**What you will do**
Return every record verbatim.

^^^^^^^^^^^^^^^^

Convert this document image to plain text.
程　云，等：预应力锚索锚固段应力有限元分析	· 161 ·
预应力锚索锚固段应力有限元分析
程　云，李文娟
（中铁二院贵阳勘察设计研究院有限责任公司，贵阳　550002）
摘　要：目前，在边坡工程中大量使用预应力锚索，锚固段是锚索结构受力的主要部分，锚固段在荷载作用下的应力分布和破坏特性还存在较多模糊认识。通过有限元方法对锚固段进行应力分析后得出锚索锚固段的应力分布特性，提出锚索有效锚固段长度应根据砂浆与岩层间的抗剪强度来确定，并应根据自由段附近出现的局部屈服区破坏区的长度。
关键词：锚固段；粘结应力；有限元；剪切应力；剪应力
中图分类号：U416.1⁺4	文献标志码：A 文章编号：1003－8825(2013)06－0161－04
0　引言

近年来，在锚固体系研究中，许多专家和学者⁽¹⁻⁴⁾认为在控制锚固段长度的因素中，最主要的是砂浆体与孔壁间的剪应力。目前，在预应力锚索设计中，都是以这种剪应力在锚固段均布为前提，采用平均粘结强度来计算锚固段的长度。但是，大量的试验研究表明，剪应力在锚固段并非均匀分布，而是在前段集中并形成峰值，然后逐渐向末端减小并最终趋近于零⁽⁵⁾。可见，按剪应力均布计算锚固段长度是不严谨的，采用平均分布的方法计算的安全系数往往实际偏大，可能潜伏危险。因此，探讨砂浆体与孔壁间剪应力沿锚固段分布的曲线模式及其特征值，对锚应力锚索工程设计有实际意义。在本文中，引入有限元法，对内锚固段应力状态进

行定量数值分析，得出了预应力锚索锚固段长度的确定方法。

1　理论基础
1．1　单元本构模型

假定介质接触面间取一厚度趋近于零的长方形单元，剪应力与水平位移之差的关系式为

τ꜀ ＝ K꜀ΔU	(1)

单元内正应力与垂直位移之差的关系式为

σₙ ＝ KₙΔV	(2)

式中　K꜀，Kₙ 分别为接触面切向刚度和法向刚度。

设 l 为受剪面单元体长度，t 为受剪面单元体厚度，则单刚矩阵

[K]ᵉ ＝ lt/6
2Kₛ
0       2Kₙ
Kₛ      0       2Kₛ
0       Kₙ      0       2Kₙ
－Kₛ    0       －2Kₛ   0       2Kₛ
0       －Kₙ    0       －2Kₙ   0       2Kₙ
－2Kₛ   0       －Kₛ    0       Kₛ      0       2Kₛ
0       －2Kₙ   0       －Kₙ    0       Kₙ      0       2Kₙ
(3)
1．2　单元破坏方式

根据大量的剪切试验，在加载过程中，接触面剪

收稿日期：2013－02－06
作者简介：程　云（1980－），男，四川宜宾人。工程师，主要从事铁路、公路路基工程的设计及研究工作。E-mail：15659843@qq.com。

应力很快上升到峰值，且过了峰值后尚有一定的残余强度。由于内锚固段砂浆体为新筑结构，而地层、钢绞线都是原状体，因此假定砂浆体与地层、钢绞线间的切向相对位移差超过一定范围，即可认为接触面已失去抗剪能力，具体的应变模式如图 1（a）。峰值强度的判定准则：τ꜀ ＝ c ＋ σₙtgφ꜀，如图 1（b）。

^^^^^^^^^^^^^^^^

**Answer to the problem**
Convert this document image to plain text.
程　云，等：预应力锚索锚固段应力有限元分析	· 161 ·
预应力锚索锚固段应力有限元分析
程　云，李文娟
（中铁二院贵阳勘察设计研究院有限责任公司，贵阳　550002）
摘　要：目前，在边坡工程中大量使用预应力锚索，锚固段是锚索结构受力的主要部分，锚固段在荷载作用下的应力分布和破坏特性还存在较多模糊认识。通过有限元方法对锚固段进行应力分析后得出锚索锚固段的应力分布特性，提出锚索有效锚固段长度应根据砂浆与岩层间的抗剪强度来确定，并应根据自由段附近出现的局部屈服区破坏区的长度。
关键词：锚固段；粘结应力；有限元；剪切应力；剪应力
中图分类号：U416.1⁺4	文献标志码：A 文章编号：1003－8825(2013)06－0161－04
0　引言

近年来，在锚固体系研究中，许多专家和学者⁽¹⁻⁴⁾认为在控制锚固段长度的因素中，最主要的是砂浆体与孔壁间的剪应力。目前，在预应力锚索设计中，都是以这种剪应力在锚固段均布为前提，采用平均粘结强度来计算锚固段的长度。但是，大量的试验研究表明，剪应力在锚固段并非均匀分布，而是在前段集中并形成峰值，然后逐渐向末端减小并最终趋近于零⁽⁵⁾。可见，按剪应力均布计算锚固段长度是不严谨的，采用平均分布的方法计算的安全系数往往实际偏大，可能潜伏危险。因此，探讨砂浆体与孔壁间剪应力沿锚固段分布的曲线模式及其特征值，对锚应力锚索工程设计有实际意义。在本文中，引入有限元法，对内锚固段应力状态进

行定量数值分析，得出了预应力锚索锚固段长度的确定方法。

1　理论基础
1．1　单元本构模型

假定介质接触面间取一厚度趋近于零的长方形单元，剪应力与水平位移之差的关系式为

τ꜀ ＝ K꜀ΔU	(1)

单元内正应力与垂直位移之差的关系式为

σₙ ＝ KₙΔV	(2)

式中　K꜀，Kₙ 分别为接触面切向刚度和法向刚度。

设 l 为受剪面单元体长度，t 为受剪面单元体厚度，则单刚矩阵

[K]ᵉ ＝ lt/6
2Kₛ
0       2Kₙ
Kₛ      0       2Kₛ
0       Kₙ      0       2Kₙ
－Kₛ    0       －2Kₛ   0       2Kₛ
0       －Kₙ    0       －2Kₙ   0       2Kₙ
－2Kₛ   0       －Kₛ    0       Kₛ      0       2Kₛ
0       －2Kₙ   0       －Kₙ    0       Kₙ      0       2Kₙ
(3)
1．2　单元破坏方式

根据大量的剪切试验，在加载过程中，接触面剪

收稿日期：2013－02－06
作者简介：程　云（1980－），男，四川宜宾人。工程师，主要从事铁路、公路路基工程的设计及研究工作。E-mail：15659843@qq.com。

应力很快上升到峰值，且过了峰值后尚有一定的残余强度。由于内锚固段砂浆体为新筑结构，而地层、钢绞线都是原状体，因此假定砂浆体与地层、钢绞线间的切向相对位移差超过一定范围，即可认为接触面已失去抗剪能力，具体的应变模式如图 1（a）。峰值强度的判定准则：τ꜀ ＝ c ＋ σₙtgφ꜀，如图 1（b）。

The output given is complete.